● **WHAT NEEDS TO BE DONE**
Pull out every line below containing the word "triangle".

** Start LISTING **

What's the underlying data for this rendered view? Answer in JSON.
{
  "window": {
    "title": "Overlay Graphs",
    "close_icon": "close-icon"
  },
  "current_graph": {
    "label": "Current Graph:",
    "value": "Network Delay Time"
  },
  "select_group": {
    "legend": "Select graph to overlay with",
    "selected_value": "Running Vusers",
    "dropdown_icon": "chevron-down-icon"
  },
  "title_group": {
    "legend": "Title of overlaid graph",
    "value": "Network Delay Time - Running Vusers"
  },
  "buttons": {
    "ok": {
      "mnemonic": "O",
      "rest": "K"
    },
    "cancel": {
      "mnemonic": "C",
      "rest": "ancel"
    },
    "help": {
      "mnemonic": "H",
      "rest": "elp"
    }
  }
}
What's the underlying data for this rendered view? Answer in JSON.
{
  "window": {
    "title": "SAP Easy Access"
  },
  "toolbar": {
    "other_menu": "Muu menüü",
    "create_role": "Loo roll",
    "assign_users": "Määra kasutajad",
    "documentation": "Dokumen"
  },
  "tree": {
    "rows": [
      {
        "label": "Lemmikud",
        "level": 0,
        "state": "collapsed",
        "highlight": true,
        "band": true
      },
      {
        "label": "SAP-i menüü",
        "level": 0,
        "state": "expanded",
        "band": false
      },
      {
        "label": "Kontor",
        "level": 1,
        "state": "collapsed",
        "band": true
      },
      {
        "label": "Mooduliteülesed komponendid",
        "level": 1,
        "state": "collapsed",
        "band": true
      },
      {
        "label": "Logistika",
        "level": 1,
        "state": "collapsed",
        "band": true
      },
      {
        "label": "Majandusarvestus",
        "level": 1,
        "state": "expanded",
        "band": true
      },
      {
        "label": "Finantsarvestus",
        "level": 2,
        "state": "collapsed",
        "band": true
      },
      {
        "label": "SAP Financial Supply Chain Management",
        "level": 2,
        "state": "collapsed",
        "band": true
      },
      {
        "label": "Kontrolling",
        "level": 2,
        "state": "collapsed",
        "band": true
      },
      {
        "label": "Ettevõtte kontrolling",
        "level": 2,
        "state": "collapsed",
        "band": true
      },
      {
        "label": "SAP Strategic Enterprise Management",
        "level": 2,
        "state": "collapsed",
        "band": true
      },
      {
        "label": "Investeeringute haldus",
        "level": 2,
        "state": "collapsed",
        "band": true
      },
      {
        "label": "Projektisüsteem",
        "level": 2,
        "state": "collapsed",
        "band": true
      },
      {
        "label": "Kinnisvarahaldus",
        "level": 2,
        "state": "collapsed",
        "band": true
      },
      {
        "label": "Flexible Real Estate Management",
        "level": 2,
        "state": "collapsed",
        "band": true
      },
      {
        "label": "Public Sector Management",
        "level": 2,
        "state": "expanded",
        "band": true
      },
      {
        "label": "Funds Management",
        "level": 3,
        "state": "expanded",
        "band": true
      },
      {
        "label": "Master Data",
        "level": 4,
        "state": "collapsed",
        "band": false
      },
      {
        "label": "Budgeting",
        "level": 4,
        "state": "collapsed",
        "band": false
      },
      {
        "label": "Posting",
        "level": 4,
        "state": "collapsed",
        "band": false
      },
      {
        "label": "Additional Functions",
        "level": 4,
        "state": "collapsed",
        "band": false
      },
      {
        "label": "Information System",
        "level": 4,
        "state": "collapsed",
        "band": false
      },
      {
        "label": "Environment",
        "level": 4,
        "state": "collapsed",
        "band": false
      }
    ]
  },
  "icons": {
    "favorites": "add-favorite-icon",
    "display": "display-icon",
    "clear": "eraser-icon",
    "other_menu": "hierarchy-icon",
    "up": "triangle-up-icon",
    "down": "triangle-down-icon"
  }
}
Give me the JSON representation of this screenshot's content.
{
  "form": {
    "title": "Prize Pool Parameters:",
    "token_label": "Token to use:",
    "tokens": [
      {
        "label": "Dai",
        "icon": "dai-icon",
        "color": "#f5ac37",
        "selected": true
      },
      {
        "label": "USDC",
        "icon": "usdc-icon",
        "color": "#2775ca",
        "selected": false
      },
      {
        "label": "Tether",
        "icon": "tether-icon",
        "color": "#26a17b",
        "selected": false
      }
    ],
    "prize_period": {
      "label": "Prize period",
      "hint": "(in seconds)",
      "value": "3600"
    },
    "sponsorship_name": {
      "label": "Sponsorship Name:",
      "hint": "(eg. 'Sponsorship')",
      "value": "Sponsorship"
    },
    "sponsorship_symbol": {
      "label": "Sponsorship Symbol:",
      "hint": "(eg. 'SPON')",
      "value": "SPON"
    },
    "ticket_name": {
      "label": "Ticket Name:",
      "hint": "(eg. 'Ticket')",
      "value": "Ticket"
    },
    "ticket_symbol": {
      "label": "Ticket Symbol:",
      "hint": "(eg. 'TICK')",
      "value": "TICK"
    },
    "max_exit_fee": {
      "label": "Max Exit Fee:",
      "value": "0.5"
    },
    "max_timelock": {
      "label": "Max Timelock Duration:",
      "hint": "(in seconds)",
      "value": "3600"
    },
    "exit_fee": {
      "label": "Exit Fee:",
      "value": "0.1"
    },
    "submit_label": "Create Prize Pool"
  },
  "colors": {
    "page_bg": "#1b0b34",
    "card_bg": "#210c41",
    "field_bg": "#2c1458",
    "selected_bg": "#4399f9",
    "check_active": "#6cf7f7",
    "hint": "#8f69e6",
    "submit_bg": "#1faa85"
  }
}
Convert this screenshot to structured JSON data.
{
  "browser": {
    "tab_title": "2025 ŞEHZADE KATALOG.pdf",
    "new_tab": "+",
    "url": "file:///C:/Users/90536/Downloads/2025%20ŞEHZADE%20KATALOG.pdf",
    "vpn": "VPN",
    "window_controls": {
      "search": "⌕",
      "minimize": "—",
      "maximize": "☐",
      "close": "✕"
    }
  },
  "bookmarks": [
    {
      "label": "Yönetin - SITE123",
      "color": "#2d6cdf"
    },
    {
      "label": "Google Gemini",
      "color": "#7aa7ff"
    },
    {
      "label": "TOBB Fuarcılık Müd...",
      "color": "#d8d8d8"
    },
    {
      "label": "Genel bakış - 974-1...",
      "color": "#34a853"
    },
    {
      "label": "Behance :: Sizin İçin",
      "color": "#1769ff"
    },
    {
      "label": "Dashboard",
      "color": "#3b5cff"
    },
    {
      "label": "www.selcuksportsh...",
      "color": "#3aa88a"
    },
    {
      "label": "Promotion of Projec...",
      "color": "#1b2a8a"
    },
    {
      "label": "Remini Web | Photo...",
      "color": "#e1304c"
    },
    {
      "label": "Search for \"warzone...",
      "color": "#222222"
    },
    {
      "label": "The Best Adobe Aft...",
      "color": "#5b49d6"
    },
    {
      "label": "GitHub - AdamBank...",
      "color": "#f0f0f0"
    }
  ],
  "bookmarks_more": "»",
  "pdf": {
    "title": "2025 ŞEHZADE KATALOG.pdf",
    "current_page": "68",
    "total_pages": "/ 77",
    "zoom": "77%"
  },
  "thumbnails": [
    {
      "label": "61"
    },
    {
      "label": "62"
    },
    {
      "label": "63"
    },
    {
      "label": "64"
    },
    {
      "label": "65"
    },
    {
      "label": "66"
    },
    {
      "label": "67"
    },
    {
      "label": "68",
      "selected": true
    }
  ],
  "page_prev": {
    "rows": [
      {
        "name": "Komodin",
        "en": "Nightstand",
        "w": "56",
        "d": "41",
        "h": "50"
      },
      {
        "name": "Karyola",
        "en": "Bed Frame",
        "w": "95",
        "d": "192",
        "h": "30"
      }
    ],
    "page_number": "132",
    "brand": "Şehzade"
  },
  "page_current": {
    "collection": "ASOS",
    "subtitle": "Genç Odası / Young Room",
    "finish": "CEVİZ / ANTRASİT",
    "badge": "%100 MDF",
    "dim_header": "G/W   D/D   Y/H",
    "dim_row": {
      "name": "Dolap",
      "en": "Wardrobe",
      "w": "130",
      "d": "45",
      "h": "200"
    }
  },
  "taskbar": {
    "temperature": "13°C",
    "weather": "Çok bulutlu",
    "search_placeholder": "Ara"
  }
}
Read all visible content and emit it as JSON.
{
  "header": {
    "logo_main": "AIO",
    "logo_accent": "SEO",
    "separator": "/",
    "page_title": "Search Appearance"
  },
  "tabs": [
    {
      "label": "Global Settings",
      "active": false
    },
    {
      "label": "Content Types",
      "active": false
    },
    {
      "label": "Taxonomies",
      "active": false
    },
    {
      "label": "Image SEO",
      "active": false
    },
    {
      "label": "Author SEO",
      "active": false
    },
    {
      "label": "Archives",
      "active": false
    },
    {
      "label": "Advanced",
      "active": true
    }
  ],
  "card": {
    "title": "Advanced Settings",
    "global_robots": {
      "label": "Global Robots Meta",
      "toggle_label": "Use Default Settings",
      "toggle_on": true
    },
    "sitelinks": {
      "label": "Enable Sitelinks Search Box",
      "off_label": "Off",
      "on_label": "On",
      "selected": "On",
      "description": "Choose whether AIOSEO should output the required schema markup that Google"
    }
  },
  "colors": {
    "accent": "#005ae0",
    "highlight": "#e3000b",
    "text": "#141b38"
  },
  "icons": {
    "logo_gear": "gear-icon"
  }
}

** End LISTING **

● **TASK OUTPUT**
    "up": "triangle-up-icon",
    "down": "triangle-down-icon"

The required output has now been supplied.